**Set task**
Copy each line of the listing below exactly.

======== Provided information

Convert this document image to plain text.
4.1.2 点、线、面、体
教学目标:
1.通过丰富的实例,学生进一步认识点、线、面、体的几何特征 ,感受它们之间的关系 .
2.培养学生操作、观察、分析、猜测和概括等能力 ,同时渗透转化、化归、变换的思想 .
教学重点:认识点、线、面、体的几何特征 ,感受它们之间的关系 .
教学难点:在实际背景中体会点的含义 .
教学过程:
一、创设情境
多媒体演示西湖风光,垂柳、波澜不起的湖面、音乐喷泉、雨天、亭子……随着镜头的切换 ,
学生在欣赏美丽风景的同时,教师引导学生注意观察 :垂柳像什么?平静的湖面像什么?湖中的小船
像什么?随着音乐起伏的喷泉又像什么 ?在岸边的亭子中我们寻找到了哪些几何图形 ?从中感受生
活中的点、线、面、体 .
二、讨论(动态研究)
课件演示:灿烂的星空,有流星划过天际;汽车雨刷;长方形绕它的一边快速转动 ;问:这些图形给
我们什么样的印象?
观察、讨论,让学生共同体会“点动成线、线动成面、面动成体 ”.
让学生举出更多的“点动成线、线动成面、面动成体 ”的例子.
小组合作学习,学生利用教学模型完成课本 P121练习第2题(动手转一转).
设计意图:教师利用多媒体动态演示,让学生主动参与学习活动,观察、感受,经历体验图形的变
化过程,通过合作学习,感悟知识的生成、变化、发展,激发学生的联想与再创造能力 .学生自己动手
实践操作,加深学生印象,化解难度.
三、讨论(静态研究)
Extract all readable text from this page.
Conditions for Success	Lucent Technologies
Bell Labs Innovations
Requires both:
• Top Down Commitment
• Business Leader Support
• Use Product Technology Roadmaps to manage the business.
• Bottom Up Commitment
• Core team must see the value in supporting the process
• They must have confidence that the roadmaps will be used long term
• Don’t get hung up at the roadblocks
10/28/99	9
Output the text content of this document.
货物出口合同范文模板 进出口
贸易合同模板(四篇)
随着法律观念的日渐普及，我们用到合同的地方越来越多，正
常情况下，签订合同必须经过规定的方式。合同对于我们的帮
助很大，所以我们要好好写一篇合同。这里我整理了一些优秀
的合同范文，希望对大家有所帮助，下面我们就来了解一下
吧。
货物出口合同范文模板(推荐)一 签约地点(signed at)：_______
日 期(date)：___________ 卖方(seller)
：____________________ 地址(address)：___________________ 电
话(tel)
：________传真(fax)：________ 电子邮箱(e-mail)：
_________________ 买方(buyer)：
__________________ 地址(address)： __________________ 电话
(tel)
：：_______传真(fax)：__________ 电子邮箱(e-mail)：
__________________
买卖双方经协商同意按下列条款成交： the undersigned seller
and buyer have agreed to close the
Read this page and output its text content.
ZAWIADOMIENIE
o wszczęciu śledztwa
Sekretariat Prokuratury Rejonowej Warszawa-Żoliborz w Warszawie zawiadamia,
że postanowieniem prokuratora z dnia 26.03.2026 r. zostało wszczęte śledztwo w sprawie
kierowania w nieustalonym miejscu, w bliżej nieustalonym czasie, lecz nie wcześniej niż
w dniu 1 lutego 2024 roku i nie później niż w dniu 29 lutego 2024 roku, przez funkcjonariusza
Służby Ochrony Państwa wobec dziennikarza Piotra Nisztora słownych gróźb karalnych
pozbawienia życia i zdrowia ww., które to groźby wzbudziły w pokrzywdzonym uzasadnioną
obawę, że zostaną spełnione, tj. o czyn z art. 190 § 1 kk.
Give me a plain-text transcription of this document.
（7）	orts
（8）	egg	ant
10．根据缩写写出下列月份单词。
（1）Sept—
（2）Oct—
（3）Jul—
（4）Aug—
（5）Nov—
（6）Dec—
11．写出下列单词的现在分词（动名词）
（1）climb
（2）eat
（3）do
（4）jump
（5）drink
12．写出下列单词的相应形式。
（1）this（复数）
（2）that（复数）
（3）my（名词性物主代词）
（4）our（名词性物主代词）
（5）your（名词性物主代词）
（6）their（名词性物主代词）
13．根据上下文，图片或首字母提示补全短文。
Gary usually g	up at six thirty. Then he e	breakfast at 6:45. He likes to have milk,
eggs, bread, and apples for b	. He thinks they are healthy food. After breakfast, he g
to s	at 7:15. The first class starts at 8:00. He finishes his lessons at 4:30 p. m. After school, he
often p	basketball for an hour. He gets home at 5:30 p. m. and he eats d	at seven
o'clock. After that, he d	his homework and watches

================

**Expected answer**
Convert this document image to plain text.
4.1.2 点、线、面、体
教学目标:
1.通过丰富的实例,学生进一步认识点、线、面、体的几何特征 ,感受它们之间的关系 .
2.培养学生操作、观察、分析、猜测和概括等能力 ,同时渗透转化、化归、变换的思想 .
教学重点:认识点、线、面、体的几何特征 ,感受它们之间的关系 .
教学难点:在实际背景中体会点的含义 .
教学过程:
一、创设情境
多媒体演示西湖风光,垂柳、波澜不起的湖面、音乐喷泉、雨天、亭子……随着镜头的切换 ,
学生在欣赏美丽风景的同时,教师引导学生注意观察 :垂柳像什么?平静的湖面像什么?湖中的小船
像什么?随着音乐起伏的喷泉又像什么 ?在岸边的亭子中我们寻找到了哪些几何图形 ?从中感受生
活中的点、线、面、体 .
二、讨论(动态研究)
课件演示:灿烂的星空,有流星划过天际;汽车雨刷;长方形绕它的一边快速转动 ;问:这些图形给
我们什么样的印象?
观察、讨论,让学生共同体会“点动成线、线动成面、面动成体 ”.
让学生举出更多的“点动成线、线动成面、面动成体 ”的例子.
小组合作学习,学生利用教学模型完成课本 P121练习第2题(动手转一转).
设计意图:教师利用多媒体动态演示,让学生主动参与学习活动,观察、感受,经历体验图形的变
化过程,通过合作学习,感悟知识的生成、变化、发展,激发学生的联想与再创造能力 .学生自己动手
实践操作,加深学生印象,化解难度.
三、讨论(静态研究)
Extract all readable text from this page.
Conditions for Success	Lucent Technologies
Bell Labs Innovations
Requires both:
• Top Down Commitment
• Business Leader Support
• Use Product Technology Roadmaps to manage the business.
• Bottom Up Commitment
• Core team must see the value in supporting the process
• They must have confidence that the roadmaps will be used long term
• Don’t get hung up at the roadblocks
10/28/99	9
Output the text content of this document.
货物出口合同范文模板 进出口
贸易合同模板(四篇)
随着法律观念的日渐普及，我们用到合同的地方越来越多，正
常情况下，签订合同必须经过规定的方式。合同对于我们的帮
助很大，所以我们要好好写一篇合同。这里我整理了一些优秀
的合同范文，希望对大家有所帮助，下面我们就来了解一下
吧。
货物出口合同范文模板(推荐)一 签约地点(signed at)：_______
日 期(date)：___________ 卖方(seller)
：____________________ 地址(address)：___________________ 电
话(tel)
：________传真(fax)：________ 电子邮箱(e-mail)：
_________________ 买方(buyer)：
__________________ 地址(address)： __________________ 电话
(tel)
：：_______传真(fax)：__________ 电子邮箱(e-mail)：
__________________
买卖双方经协商同意按下列条款成交： the undersigned seller
and buyer have agreed to close the
Read this page and output its text content.
ZAWIADOMIENIE
o wszczęciu śledztwa
Sekretariat Prokuratury Rejonowej Warszawa-Żoliborz w Warszawie zawiadamia,
że postanowieniem prokuratora z dnia 26.03.2026 r. zostało wszczęte śledztwo w sprawie
kierowania w nieustalonym miejscu, w bliżej nieustalonym czasie, lecz nie wcześniej niż
w dniu 1 lutego 2024 roku i nie później niż w dniu 29 lutego 2024 roku, przez funkcjonariusza
Służby Ochrony Państwa wobec dziennikarza Piotra Nisztora słownych gróźb karalnych
pozbawienia życia i zdrowia ww., które to groźby wzbudziły w pokrzywdzonym uzasadnioną
obawę, że zostaną spełnione, tj. o czyn z art. 190 § 1 kk.
Give me a plain-text transcription of this document.
（7）	orts
（8）	egg	ant
10．根据缩写写出下列月份单词。
（1）Sept—
（2）Oct—
（3）Jul—
（4）Aug—
（5）Nov—
（6）Dec—
11．写出下列单词的现在分词（动名词）
（1）climb
（2）eat
（3）do
（4）jump
（5）drink
12．写出下列单词的相应形式。
（1）this（复数）
（2）that（复数）
（3）my（名词性物主代词）
（4）our（名词性物主代词）
（5）your（名词性物主代词）
（6）their（名词性物主代词）
13．根据上下文，图片或首字母提示补全短文。
Gary usually g	up at six thirty. Then he e	breakfast at 6:45. He likes to have milk,
eggs, bread, and apples for b	. He thinks they are healthy food. After breakfast, he g
to s	at 7:15. The first class starts at 8:00. He finishes his lessons at 4:30 p. m. After school, he
often p	basketball for an hour. He gets home at 5:30 p. m. and he eats d	at seven
o'clock. After that, he d	his homework and watches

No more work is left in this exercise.